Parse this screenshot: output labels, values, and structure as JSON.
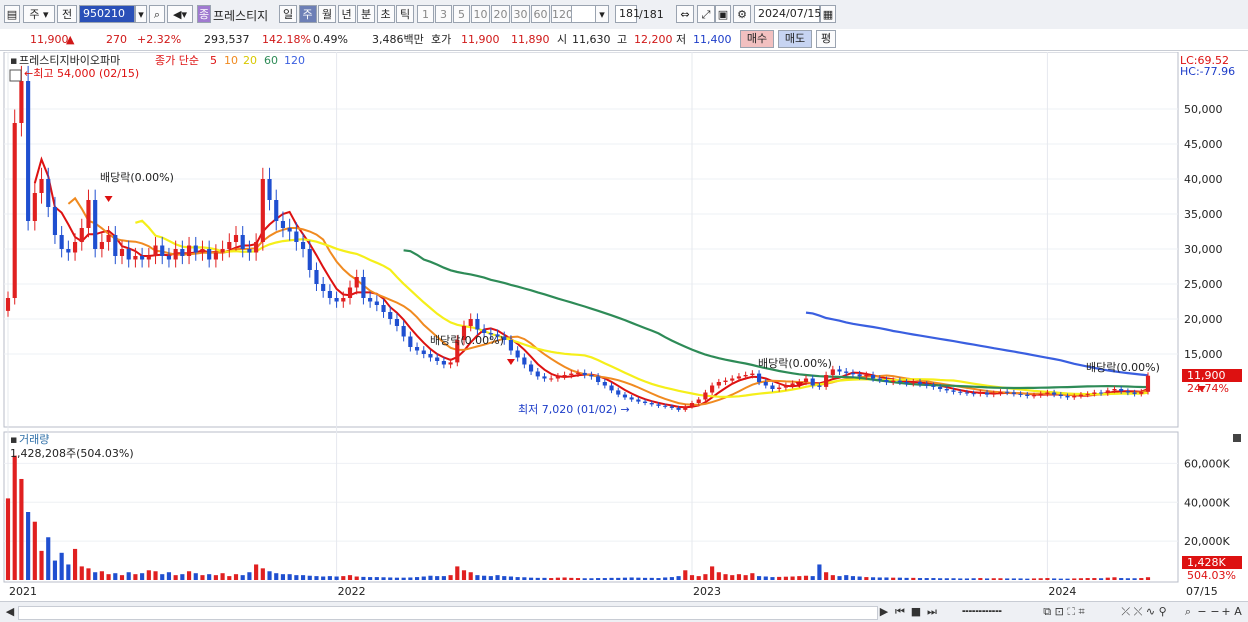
{
  "toolbar": {
    "period_unit": "주",
    "prev_label": "전",
    "code": "950210",
    "name_badge": "종",
    "stock_name": "프레스티지",
    "tabs": [
      "일",
      "주",
      "월",
      "년",
      "분",
      "초",
      "틱"
    ],
    "active_tab": 1,
    "intervals": [
      "1",
      "3",
      "5",
      "10",
      "20",
      "30",
      "60",
      "120"
    ],
    "count": "181",
    "count_total": "/181",
    "date": "2024/07/15"
  },
  "quote": {
    "price": "11,900",
    "change": "270",
    "change_pct": "+2.32%",
    "volume": "293,537",
    "volume_ratio": "142.18%",
    "turnover": "0.49%",
    "amount": "3,486백만",
    "bid_label": "호가",
    "bid1": "11,900",
    "bid2": "11,890",
    "open_label": "시",
    "open": "11,630",
    "high_label": "고",
    "high": "12,200",
    "low_label": "저",
    "low": "11,400",
    "buy_label": "매수",
    "sell_label": "매도",
    "avg_label": "평"
  },
  "legend": {
    "company": "프레스티지바이오파마",
    "ma_label": "종가 단순",
    "periods": [
      "5",
      "10",
      "20",
      "60",
      "120"
    ],
    "lc": "LC:69.52",
    "hc": "HC:-77.96"
  },
  "annotations": {
    "max_label": "최고 54,000 (02/15)",
    "min_label": "최저 7,020 (01/02)",
    "dividends": [
      "배당락(0.00%)",
      "배당락(0.00%)",
      "배당락(0.00%)",
      "배당락(0.00%)"
    ],
    "price_tag": "11,900",
    "price_tag_pct": "24.74%"
  },
  "volume_panel": {
    "title": "거래량",
    "current": "1,428,208주(504.03%)",
    "tag": "1,428K",
    "tag_pct": "504.03%"
  },
  "colors": {
    "up": "#e02020",
    "down": "#1f4fd0",
    "ma5": "#dd1111",
    "ma10": "#f08a20",
    "ma20": "#f5ef1a",
    "ma60": "#2e8b57",
    "ma120": "#3a5fe0"
  },
  "chart_data": {
    "type": "candlestick",
    "price_axis": {
      "ylim": [
        5000,
        57000
      ],
      "ticks": [
        15000,
        20000,
        25000,
        30000,
        35000,
        40000,
        45000,
        50000
      ],
      "tick_labels": [
        "15,000",
        "20,000",
        "25,000",
        "30,000",
        "35,000",
        "40,000",
        "45,000",
        "50,000"
      ]
    },
    "volume_axis": {
      "ylim": [
        0,
        70000
      ],
      "ticks": [
        20000,
        40000,
        60000
      ],
      "tick_labels": [
        "20,000K",
        "40,000K",
        "60,000K"
      ]
    },
    "x_labels": [
      "2021",
      "2022",
      "2023",
      "2024",
      "07/15"
    ],
    "weekly_close": [
      23000,
      48000,
      54000,
      34000,
      38000,
      40000,
      36000,
      32000,
      30000,
      29500,
      31000,
      33000,
      37000,
      30000,
      31000,
      32000,
      29000,
      30000,
      28500,
      29000,
      28500,
      29000,
      30500,
      29000,
      28500,
      30000,
      29000,
      30500,
      29500,
      30000,
      28500,
      29500,
      30000,
      31000,
      32000,
      30000,
      29500,
      31000,
      40000,
      37000,
      34000,
      33000,
      32500,
      31000,
      30000,
      27000,
      25000,
      24000,
      23000,
      22500,
      23000,
      24500,
      26000,
      23000,
      22500,
      22000,
      21000,
      20000,
      19000,
      17500,
      16000,
      15500,
      15000,
      14500,
      14000,
      13500,
      13800,
      17000,
      19000,
      20000,
      18500,
      18000,
      17800,
      17500,
      17000,
      15500,
      14500,
      13500,
      12500,
      11800,
      11500,
      11500,
      11800,
      12000,
      12200,
      12300,
      12000,
      11800,
      11000,
      10500,
      9800,
      9200,
      8800,
      8500,
      8200,
      8000,
      7800,
      7600,
      7500,
      7300,
      7020,
      7500,
      8000,
      8500,
      9500,
      10500,
      11000,
      11200,
      11500,
      11800,
      12000,
      12200,
      11000,
      10500,
      10000,
      10200,
      10500,
      10800,
      11000,
      11500,
      10500,
      10300,
      12000,
      12800,
      12500,
      12300,
      12100,
      11800,
      12000,
      11500,
      11300,
      11000,
      11200,
      11000,
      10800,
      11000,
      10700,
      10500,
      10300,
      10000,
      9800,
      9600,
      9500,
      9400,
      9300,
      9500,
      9200,
      9400,
      9600,
      9500,
      9300,
      9200,
      9000,
      9100,
      9300,
      9500,
      9200,
      9000,
      8800,
      9000,
      9200,
      9300,
      9500,
      9400,
      9800,
      10000,
      9700,
      9500,
      9300,
      9600,
      11900
    ],
    "series": [
      {
        "name": "5",
        "values": []
      },
      {
        "name": "10",
        "values": []
      },
      {
        "name": "20",
        "values": []
      },
      {
        "name": "60",
        "values": []
      },
      {
        "name": "120",
        "values": []
      }
    ],
    "weekly_volume_k": [
      42000,
      64000,
      52000,
      35000,
      30000,
      15000,
      22000,
      10000,
      14000,
      8000,
      16000,
      7000,
      6000,
      4000,
      4500,
      3000,
      3500,
      2500,
      4000,
      3000,
      3500,
      5000,
      4500,
      3000,
      4000,
      2500,
      3000,
      4500,
      3500,
      2500,
      3000,
      2500,
      3500,
      2000,
      3000,
      2500,
      4000,
      8000,
      6000,
      4500,
      3500,
      3000,
      3000,
      2500,
      2500,
      2200,
      2000,
      1800,
      2000,
      1800,
      2000,
      2500,
      1800,
      1600,
      1500,
      1500,
      1400,
      1300,
      1200,
      1200,
      1300,
      1500,
      1800,
      2200,
      2000,
      2000,
      2500,
      7000,
      5000,
      4000,
      2500,
      2200,
      2000,
      2500,
      2000,
      1800,
      1500,
      1400,
      1200,
      1100,
      1100,
      1000,
      1200,
      1300,
      1100,
      1000,
      900,
      900,
      1000,
      1000,
      1100,
      1100,
      1200,
      1300,
      1200,
      1100,
      1100,
      1000,
      1300,
      1500,
      2000,
      5000,
      2500,
      2000,
      3000,
      7000,
      4000,
      3000,
      2500,
      3000,
      2500,
      3500,
      2000,
      1800,
      1500,
      1600,
      1700,
      1800,
      2000,
      2200,
      2000,
      8000,
      4000,
      2500,
      2000,
      2500,
      2000,
      1800,
      1500,
      1400,
      1300,
      1300,
      1200,
      1200,
      1100,
      1100,
      1000,
      1000,
      1000,
      900,
      900,
      900,
      800,
      800,
      900,
      1000,
      800,
      900,
      900,
      800,
      800,
      800,
      700,
      800,
      900,
      1000,
      800,
      700,
      700,
      800,
      900,
      1000,
      1000,
      900,
      1200,
      1400,
      1000,
      900,
      900,
      1000,
      1428
    ]
  }
}
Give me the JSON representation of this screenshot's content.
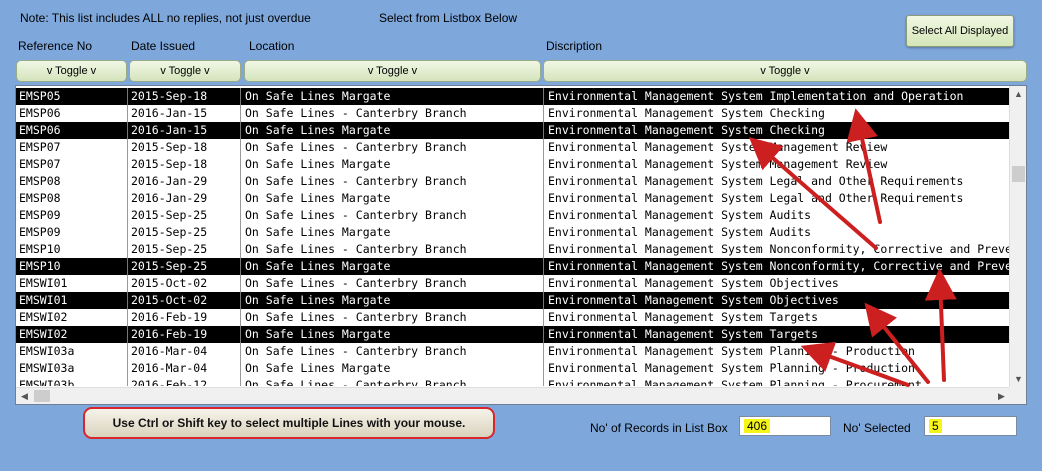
{
  "note": "Note: This list includes ALL no replies, not just overdue",
  "select_hint": "Select from Listbox Below",
  "select_all_label": "Select All Displayed",
  "columns": [
    "Reference No",
    "Date Issued",
    "Location",
    "Discription"
  ],
  "toggle_label": "v Toggle v",
  "rows": [
    {
      "ref": "EMSP05",
      "date": "2015-Sep-18",
      "loc": "On Safe Lines Margate",
      "desc": "Environmental Management System Implementation and Operation",
      "selected": true
    },
    {
      "ref": "EMSP06",
      "date": "2016-Jan-15",
      "loc": "On Safe Lines - Canterbry Branch",
      "desc": "Environmental Management System Checking",
      "selected": false
    },
    {
      "ref": "EMSP06",
      "date": "2016-Jan-15",
      "loc": "On Safe Lines Margate",
      "desc": "Environmental Management System Checking",
      "selected": true
    },
    {
      "ref": "EMSP07",
      "date": "2015-Sep-18",
      "loc": "On Safe Lines - Canterbry Branch",
      "desc": "Environmental Management System Management Review",
      "selected": false
    },
    {
      "ref": "EMSP07",
      "date": "2015-Sep-18",
      "loc": "On Safe Lines Margate",
      "desc": "Environmental Management System Management Review",
      "selected": false
    },
    {
      "ref": "EMSP08",
      "date": "2016-Jan-29",
      "loc": "On Safe Lines - Canterbry Branch",
      "desc": "Environmental Management System Legal and Other Requirements",
      "selected": false
    },
    {
      "ref": "EMSP08",
      "date": "2016-Jan-29",
      "loc": "On Safe Lines Margate",
      "desc": "Environmental Management System Legal and Other Requirements",
      "selected": false
    },
    {
      "ref": "EMSP09",
      "date": "2015-Sep-25",
      "loc": "On Safe Lines - Canterbry Branch",
      "desc": "Environmental Management System Audits",
      "selected": false
    },
    {
      "ref": "EMSP09",
      "date": "2015-Sep-25",
      "loc": "On Safe Lines Margate",
      "desc": "Environmental Management System Audits",
      "selected": false
    },
    {
      "ref": "EMSP10",
      "date": "2015-Sep-25",
      "loc": "On Safe Lines - Canterbry Branch",
      "desc": "Environmental Management System Nonconformity, Corrective and Preventive Ac",
      "selected": false
    },
    {
      "ref": "EMSP10",
      "date": "2015-Sep-25",
      "loc": "On Safe Lines Margate",
      "desc": "Environmental Management System Nonconformity, Corrective and Preventive Ac",
      "selected": true
    },
    {
      "ref": "EMSWI01",
      "date": "2015-Oct-02",
      "loc": "On Safe Lines - Canterbry Branch",
      "desc": "Environmental Management System Objectives",
      "selected": false
    },
    {
      "ref": "EMSWI01",
      "date": "2015-Oct-02",
      "loc": "On Safe Lines Margate",
      "desc": "Environmental Management System Objectives",
      "selected": true
    },
    {
      "ref": "EMSWI02",
      "date": "2016-Feb-19",
      "loc": "On Safe Lines - Canterbry Branch",
      "desc": "Environmental Management System Targets",
      "selected": false
    },
    {
      "ref": "EMSWI02",
      "date": "2016-Feb-19",
      "loc": "On Safe Lines Margate",
      "desc": "Environmental Management System Targets",
      "selected": true
    },
    {
      "ref": "EMSWI03a",
      "date": "2016-Mar-04",
      "loc": "On Safe Lines - Canterbry Branch",
      "desc": "Environmental Management System Planning - Production",
      "selected": false
    },
    {
      "ref": "EMSWI03a",
      "date": "2016-Mar-04",
      "loc": "On Safe Lines Margate",
      "desc": "Environmental Management System Planning - Production",
      "selected": false
    },
    {
      "ref": "EMSWI03b",
      "date": "2016-Feb-12",
      "loc": "On Safe Lines - Canterbry Branch",
      "desc": "Environmental Management System Planning - Procurement",
      "selected": false
    }
  ],
  "callout_text": "Use Ctrl or Shift key to select multiple Lines with your mouse.",
  "records_label": "No' of Records in List Box",
  "records_value": "406",
  "selected_label": "No' Selected",
  "selected_value": "5",
  "colors": {
    "background": "#7ea7dc",
    "selection": "#000000",
    "arrow": "#cc1f1f",
    "highlight": "#f5f51a"
  }
}
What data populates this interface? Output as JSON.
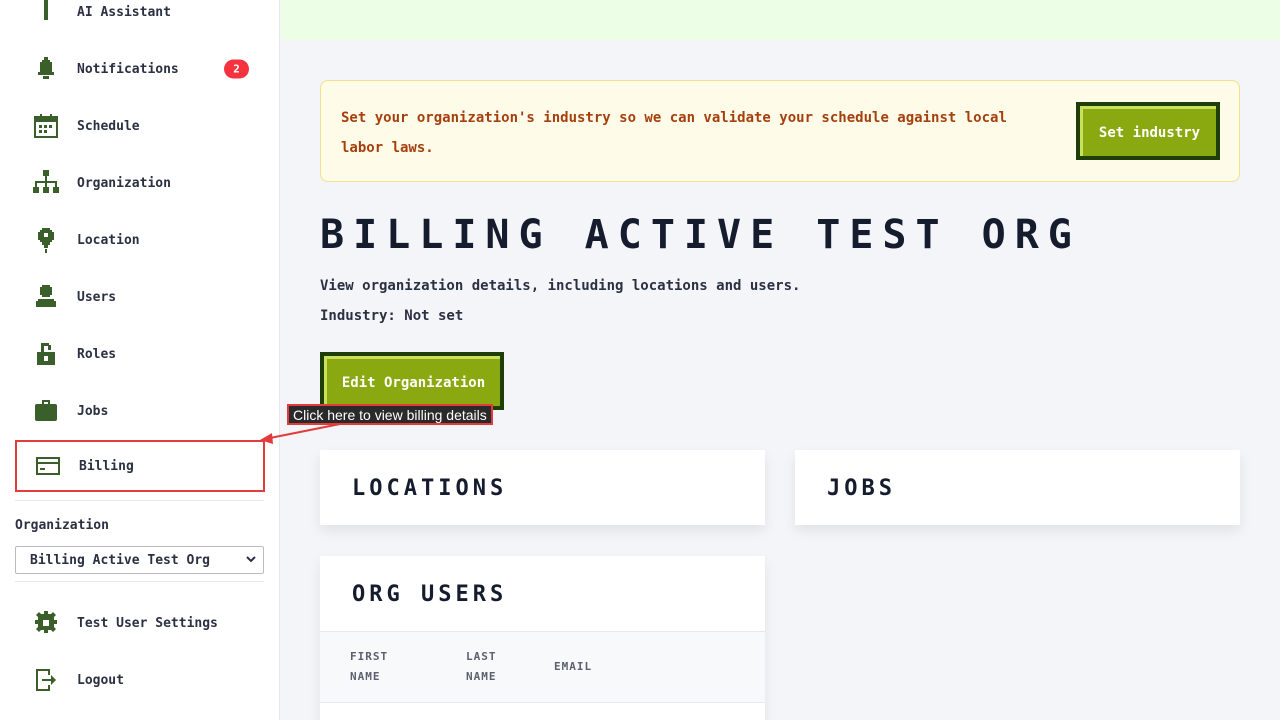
{
  "sidebar": {
    "items": [
      {
        "label": "AI Assistant",
        "icon": "ai-assistant-icon"
      },
      {
        "label": "Notifications",
        "icon": "bell-icon",
        "badge": "2"
      },
      {
        "label": "Schedule",
        "icon": "calendar-icon"
      },
      {
        "label": "Organization",
        "icon": "org-chart-icon"
      },
      {
        "label": "Location",
        "icon": "location-pin-icon"
      },
      {
        "label": "Users",
        "icon": "user-icon"
      },
      {
        "label": "Roles",
        "icon": "lock-icon"
      },
      {
        "label": "Jobs",
        "icon": "briefcase-icon"
      },
      {
        "label": "Billing",
        "icon": "credit-card-icon"
      }
    ],
    "org_label": "Organization",
    "org_select_value": "Billing Active Test Org",
    "bottom_items": [
      {
        "label": "Test User Settings",
        "icon": "gear-icon"
      },
      {
        "label": "Logout",
        "icon": "logout-icon"
      }
    ]
  },
  "banner": {
    "text": "Set your organization's industry so we can validate your schedule against local labor laws.",
    "button_label": "Set industry"
  },
  "page": {
    "title": "BILLING ACTIVE TEST ORG",
    "subtitle": "View organization details, including locations and users.",
    "industry": "Industry: Not set",
    "edit_button": "Edit Organization"
  },
  "tooltip": "Click here to view billing details",
  "cards": {
    "locations": "LOCATIONS",
    "jobs": "JOBS",
    "org_users": "ORG USERS",
    "columns": [
      "FIRST NAME",
      "LAST NAME",
      "EMAIL"
    ]
  },
  "colors": {
    "accent_green": "#8aa80f",
    "dark_green": "#1f3d06",
    "icon_green": "#3a5f2b",
    "badge_red": "#f5333f",
    "highlight_red": "#e23b3b",
    "banner_text": "#a5400e"
  }
}
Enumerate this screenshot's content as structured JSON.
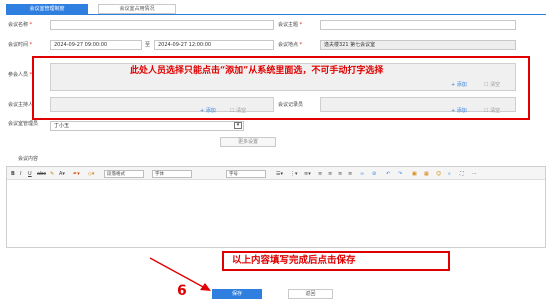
{
  "tabs": [
    {
      "label": "会议室管理制度",
      "active": true
    },
    {
      "label": "会议室占用情况",
      "active": false
    }
  ],
  "form": {
    "name_label": "会议名称",
    "subject_label": "会议主题",
    "time_label": "会议时间",
    "start_time": "2024-09-27 09:00:00",
    "time_sep": "至",
    "end_time": "2024-09-27 12:00:00",
    "location_label": "会议地点",
    "location_value": "逸夫楼321 第七会议室",
    "attendees_label": "参会人员",
    "host_label": "会议主持人",
    "recorder_label": "会议记录员",
    "manager_label": "会议室管理员",
    "manager_value": "丁小玉",
    "required_mark": "*",
    "add_label": "+ 添加",
    "clear_label": "☐ 清空",
    "more_label": "更多设置",
    "content_label": "会议内容"
  },
  "editor_toolbar": {
    "paragraph_format": "段落格式",
    "font_family": "字体",
    "font_size": "字号"
  },
  "annotations": {
    "top_note": "此处人员选择只能点击“添加”从系统里面选，不可手动打字选择",
    "bottom_note": "以上内容填写完成后点击保存",
    "step_number": "6"
  },
  "buttons": {
    "save": "保存",
    "back": "返回"
  },
  "colors": {
    "accent": "#2f7fe0",
    "annotation_red": "#e00000"
  },
  "icons": [
    "bold-icon",
    "italic-icon",
    "underline-icon",
    "strikethrough-icon",
    "format-painter-icon",
    "font-color-icon",
    "highlight-icon",
    "eraser-icon",
    "line-height-icon",
    "ordered-list-icon",
    "unordered-list-icon",
    "align-left-icon",
    "align-center-icon",
    "align-right-icon",
    "justify-icon",
    "link-icon",
    "unlink-icon",
    "undo-icon",
    "redo-icon",
    "image-icon",
    "table-icon",
    "emoji-icon",
    "fullscreen-icon",
    "preview-icon",
    "code-icon",
    "dropdown-arrow-icon"
  ]
}
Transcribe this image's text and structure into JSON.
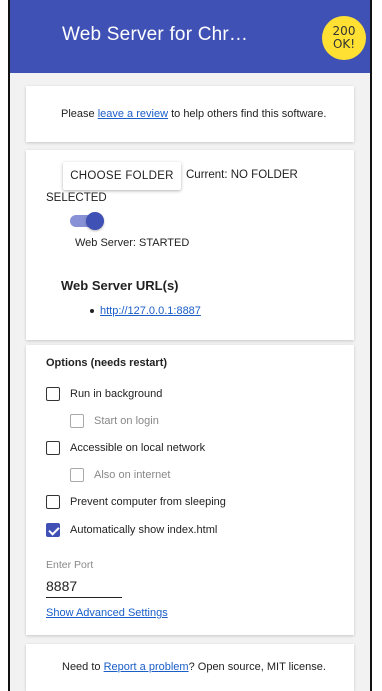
{
  "header": {
    "title": "Web Server for Chr…",
    "badge_line1": "200",
    "badge_line2": "OK!",
    "color": "#3f51b5",
    "badge_color": "#ffe033"
  },
  "review": {
    "prefix": "Please ",
    "link": "leave a review",
    "suffix": " to help others find this software."
  },
  "server": {
    "choose_folder_label": "CHOOSE FOLDER",
    "current_label": "Current: NO FOLDER",
    "current_label_cont": "SELECTED",
    "toggle_on": true,
    "status": "Web Server: STARTED",
    "urls_title": "Web Server URL(s)",
    "urls": [
      "http://127.0.0.1:8887"
    ]
  },
  "options": {
    "title": "Options (needs restart)",
    "items": [
      {
        "label": "Run in background",
        "checked": false,
        "disabled": false
      },
      {
        "label": "Start on login",
        "checked": false,
        "disabled": true
      },
      {
        "label": "Accessible on local network",
        "checked": false,
        "disabled": false
      },
      {
        "label": "Also on internet",
        "checked": false,
        "disabled": true
      },
      {
        "label": "Prevent computer from sleeping",
        "checked": false,
        "disabled": false
      },
      {
        "label": "Automatically show index.html",
        "checked": true,
        "disabled": false
      }
    ],
    "port_label": "Enter Port",
    "port_value": "8887",
    "advanced_link": "Show Advanced Settings"
  },
  "footer": {
    "prefix": "Need to ",
    "link": "Report a problem",
    "suffix": "? Open source, MIT license."
  }
}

——————

Brief: Return, unchanged, the lines from the one containing "Transcribe this image's" down to the end of the entries above, inclusive. Images are left out.

Expected output:
Transcribe this image's text and structure into JSON.
{
  "header": {
    "title": "Web Server for Chr…",
    "badge_line1": "200",
    "badge_line2": "OK!",
    "color": "#3f51b5",
    "badge_color": "#ffe033"
  },
  "review": {
    "prefix": "Please ",
    "link": "leave a review",
    "suffix": " to help others find this software."
  },
  "server": {
    "choose_folder_label": "CHOOSE FOLDER",
    "current_label": "Current: NO FOLDER",
    "current_label_cont": "SELECTED",
    "toggle_on": true,
    "status": "Web Server: STARTED",
    "urls_title": "Web Server URL(s)",
    "urls": [
      "http://127.0.0.1:8887"
    ]
  },
  "options": {
    "title": "Options (needs restart)",
    "items": [
      {
        "label": "Run in background",
        "checked": false,
        "disabled": false
      },
      {
        "label": "Start on login",
        "checked": false,
        "disabled": true
      },
      {
        "label": "Accessible on local network",
        "checked": false,
        "disabled": false
      },
      {
        "label": "Also on internet",
        "checked": false,
        "disabled": true
      },
      {
        "label": "Prevent computer from sleeping",
        "checked": false,
        "disabled": false
      },
      {
        "label": "Automatically show index.html",
        "checked": true,
        "disabled": false
      }
    ],
    "port_label": "Enter Port",
    "port_value": "8887",
    "advanced_link": "Show Advanced Settings"
  },
  "footer": {
    "prefix": "Need to ",
    "link": "Report a problem",
    "suffix": "? Open source, MIT license."
  }
}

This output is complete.